(Dataset entries)
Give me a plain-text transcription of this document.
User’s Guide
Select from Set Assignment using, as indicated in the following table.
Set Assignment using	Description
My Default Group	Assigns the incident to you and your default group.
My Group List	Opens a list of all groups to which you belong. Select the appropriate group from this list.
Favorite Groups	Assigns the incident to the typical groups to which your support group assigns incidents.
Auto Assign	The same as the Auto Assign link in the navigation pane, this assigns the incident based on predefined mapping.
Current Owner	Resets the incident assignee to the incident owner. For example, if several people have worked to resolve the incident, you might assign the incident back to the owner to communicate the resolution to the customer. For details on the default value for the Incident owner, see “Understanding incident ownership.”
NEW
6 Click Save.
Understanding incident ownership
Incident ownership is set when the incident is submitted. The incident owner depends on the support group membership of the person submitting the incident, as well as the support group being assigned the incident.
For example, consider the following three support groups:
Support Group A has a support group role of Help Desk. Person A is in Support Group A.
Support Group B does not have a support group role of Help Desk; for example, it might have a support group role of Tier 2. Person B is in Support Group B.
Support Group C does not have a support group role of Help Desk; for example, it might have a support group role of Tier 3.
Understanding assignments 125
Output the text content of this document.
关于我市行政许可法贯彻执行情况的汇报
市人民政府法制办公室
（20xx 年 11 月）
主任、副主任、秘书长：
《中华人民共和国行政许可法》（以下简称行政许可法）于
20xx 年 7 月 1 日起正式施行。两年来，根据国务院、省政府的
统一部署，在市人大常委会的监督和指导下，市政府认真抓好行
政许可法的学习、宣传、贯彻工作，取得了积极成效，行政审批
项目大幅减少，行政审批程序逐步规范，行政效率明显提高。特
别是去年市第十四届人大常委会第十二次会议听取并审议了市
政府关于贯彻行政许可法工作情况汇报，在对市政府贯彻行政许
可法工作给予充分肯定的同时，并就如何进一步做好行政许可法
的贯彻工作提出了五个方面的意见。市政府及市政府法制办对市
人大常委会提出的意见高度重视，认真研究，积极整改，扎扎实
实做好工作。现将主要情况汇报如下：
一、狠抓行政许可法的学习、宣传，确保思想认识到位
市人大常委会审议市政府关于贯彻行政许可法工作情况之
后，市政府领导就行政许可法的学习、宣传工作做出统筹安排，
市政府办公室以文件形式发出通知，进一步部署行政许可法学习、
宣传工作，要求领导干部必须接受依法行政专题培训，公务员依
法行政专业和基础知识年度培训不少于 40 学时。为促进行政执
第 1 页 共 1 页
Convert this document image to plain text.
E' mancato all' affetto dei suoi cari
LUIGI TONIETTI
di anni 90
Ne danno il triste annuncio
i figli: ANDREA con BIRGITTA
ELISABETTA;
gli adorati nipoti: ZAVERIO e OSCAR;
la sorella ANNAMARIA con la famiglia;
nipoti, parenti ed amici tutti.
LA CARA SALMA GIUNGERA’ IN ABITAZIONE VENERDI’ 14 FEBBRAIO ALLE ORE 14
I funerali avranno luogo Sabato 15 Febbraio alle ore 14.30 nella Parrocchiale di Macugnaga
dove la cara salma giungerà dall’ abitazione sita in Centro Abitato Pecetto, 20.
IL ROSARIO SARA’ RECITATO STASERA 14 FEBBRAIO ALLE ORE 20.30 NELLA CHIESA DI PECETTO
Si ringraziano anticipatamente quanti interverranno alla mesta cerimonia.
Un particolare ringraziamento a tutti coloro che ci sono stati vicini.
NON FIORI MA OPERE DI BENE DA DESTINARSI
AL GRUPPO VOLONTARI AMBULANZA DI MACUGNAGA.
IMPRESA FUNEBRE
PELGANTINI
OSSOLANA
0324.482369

## What the exercise asks
Where a line above contains the word "your", copy that line.

## The result
My Default Group	Assigns the incident to you and your default group.
Favorite Groups	Assigns the incident to the typical groups to which your support group assigns incidents.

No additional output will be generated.